• **Directions**:
Every line of the material that mentions the word "Bleomycin" should be copied out.

• **Exercise data**:
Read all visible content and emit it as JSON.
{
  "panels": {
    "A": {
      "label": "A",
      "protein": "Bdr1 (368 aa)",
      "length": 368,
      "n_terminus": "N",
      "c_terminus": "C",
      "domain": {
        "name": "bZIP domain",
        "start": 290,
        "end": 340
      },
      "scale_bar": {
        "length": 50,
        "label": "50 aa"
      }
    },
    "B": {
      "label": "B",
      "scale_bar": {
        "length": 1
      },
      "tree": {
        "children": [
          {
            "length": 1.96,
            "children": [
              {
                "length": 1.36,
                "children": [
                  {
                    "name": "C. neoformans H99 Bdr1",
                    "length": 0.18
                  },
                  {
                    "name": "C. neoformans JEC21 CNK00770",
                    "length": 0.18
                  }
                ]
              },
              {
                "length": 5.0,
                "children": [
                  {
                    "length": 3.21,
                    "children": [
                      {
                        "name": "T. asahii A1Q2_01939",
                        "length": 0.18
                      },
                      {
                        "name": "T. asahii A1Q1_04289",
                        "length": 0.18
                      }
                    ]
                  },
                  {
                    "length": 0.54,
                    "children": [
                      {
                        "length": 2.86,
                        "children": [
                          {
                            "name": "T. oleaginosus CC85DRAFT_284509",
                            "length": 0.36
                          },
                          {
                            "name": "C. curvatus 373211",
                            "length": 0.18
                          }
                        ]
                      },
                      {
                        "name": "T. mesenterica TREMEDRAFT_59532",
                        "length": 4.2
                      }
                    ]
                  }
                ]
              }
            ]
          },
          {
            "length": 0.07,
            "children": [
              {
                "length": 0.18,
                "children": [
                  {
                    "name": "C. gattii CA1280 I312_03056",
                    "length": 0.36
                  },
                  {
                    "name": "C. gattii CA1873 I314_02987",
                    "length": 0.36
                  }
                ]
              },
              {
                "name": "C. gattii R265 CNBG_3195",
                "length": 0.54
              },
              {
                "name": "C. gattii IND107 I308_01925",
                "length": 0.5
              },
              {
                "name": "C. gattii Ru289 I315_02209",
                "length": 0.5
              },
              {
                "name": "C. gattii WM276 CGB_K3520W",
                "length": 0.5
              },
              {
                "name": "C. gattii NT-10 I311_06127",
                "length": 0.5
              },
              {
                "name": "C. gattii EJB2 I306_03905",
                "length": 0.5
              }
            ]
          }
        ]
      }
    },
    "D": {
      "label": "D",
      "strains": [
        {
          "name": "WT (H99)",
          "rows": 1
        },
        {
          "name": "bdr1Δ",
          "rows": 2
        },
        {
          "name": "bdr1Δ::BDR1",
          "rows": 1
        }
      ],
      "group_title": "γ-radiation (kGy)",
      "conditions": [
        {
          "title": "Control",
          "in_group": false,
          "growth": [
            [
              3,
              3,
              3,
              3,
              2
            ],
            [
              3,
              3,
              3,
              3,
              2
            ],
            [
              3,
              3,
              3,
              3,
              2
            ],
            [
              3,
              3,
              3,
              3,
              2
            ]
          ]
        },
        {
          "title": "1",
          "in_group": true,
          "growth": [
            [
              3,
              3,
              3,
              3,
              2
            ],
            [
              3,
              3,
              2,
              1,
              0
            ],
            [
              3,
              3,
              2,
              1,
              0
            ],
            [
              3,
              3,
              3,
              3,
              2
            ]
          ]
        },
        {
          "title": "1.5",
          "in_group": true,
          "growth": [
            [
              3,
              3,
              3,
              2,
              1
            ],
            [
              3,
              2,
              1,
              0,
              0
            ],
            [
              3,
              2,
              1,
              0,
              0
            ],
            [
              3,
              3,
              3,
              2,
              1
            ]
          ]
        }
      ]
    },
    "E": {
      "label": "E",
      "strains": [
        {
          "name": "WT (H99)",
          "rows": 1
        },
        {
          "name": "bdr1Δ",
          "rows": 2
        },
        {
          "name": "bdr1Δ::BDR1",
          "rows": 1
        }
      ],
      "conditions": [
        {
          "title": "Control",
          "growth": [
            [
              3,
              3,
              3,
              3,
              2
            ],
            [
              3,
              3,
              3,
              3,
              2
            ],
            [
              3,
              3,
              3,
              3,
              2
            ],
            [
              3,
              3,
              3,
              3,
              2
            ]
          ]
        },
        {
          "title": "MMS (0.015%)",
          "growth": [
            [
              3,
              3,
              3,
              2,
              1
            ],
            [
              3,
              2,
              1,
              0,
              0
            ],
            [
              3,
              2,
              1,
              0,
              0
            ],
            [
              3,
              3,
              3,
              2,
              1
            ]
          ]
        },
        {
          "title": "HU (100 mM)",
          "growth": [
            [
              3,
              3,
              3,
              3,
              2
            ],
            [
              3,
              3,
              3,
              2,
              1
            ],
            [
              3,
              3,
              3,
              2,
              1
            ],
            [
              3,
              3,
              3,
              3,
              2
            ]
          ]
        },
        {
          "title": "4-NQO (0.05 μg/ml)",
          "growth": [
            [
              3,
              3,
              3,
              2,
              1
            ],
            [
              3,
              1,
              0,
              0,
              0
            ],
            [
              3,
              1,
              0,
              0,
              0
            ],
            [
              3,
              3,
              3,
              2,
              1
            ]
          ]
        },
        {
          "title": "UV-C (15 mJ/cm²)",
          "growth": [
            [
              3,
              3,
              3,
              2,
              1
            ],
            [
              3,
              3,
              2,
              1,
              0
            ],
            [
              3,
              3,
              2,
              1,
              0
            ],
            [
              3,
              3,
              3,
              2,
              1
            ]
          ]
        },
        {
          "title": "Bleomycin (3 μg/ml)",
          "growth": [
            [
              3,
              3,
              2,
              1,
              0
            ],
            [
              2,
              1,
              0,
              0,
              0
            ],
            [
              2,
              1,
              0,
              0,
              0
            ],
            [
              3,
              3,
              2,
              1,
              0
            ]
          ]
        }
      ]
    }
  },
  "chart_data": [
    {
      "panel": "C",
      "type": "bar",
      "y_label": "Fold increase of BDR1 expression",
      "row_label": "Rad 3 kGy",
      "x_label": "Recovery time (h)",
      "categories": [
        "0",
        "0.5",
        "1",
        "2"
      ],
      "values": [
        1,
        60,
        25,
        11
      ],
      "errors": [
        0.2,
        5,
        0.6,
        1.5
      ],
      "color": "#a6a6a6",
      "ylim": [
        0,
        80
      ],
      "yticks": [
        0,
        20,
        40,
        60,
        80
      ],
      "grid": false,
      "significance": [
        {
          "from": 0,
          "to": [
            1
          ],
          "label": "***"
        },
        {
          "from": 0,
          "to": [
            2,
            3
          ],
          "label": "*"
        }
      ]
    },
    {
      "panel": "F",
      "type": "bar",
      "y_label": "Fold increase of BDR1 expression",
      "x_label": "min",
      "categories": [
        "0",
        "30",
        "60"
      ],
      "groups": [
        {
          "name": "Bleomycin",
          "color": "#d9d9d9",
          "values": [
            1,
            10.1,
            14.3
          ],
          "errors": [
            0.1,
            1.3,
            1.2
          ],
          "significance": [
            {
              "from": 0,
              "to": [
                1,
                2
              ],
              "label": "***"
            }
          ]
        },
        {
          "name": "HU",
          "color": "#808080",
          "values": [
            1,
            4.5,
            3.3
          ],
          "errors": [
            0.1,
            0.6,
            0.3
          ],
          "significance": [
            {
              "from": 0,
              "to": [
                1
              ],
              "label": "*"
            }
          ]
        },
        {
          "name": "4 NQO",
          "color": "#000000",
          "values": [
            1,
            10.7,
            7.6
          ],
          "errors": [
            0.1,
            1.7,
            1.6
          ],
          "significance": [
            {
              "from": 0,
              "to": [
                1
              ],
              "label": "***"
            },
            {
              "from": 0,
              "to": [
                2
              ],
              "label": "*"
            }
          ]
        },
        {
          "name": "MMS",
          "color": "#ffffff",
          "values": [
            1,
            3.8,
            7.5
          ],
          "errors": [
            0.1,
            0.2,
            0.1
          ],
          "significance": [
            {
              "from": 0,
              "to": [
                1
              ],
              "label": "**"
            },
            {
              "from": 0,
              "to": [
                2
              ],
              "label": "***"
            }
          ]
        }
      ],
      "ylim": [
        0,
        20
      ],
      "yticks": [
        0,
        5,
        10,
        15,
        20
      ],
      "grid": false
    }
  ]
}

• **Problem solution**:
          "title": "Bleomycin (3 μg/ml)",
          "name": "Bleomycin",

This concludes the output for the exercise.